WORK TO COMPLETE:
Gather every line below where "fragmentos" appears.
-- BEGIN ROWS --
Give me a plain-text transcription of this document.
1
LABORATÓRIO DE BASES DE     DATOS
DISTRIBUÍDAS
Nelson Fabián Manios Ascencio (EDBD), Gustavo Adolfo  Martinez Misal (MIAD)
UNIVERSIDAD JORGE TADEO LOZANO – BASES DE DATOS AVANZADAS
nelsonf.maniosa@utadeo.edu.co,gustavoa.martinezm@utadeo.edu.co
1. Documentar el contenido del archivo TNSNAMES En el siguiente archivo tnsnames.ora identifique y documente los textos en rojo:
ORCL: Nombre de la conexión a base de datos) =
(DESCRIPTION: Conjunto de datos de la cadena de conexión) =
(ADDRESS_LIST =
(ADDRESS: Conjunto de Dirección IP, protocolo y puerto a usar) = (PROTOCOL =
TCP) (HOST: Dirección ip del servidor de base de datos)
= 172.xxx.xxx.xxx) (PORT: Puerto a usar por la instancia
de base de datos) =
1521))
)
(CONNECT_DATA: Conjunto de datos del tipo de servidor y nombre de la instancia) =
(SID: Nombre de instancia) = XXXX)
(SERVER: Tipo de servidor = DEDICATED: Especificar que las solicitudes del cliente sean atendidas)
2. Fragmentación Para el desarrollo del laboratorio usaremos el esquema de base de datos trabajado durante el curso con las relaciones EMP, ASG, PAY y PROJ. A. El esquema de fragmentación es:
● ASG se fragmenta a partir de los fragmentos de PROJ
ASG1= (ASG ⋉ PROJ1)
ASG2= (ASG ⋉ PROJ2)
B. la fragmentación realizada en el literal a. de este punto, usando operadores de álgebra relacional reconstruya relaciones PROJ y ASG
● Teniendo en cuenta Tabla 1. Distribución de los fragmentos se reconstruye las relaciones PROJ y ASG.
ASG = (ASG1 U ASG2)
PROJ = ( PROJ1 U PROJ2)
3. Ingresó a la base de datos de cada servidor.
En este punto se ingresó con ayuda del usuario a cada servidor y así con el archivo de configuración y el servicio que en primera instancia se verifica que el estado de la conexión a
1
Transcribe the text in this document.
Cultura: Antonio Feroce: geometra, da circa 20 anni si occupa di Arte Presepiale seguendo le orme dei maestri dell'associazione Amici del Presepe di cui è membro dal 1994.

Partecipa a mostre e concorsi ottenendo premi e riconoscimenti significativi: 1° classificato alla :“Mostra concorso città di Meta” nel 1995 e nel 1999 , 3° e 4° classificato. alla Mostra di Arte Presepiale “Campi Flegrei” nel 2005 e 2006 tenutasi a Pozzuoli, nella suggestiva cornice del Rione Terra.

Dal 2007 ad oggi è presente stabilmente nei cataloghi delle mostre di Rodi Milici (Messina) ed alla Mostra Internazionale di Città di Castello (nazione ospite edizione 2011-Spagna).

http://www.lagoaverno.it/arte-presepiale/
-- END ROWS --
CORRECT ANSWER:
● ASG se fragmenta a partir de los fragmentos de PROJ
● Teniendo en cuenta Tabla 1. Distribución de los fragmentos se reconstruye las relaciones PROJ y ASG.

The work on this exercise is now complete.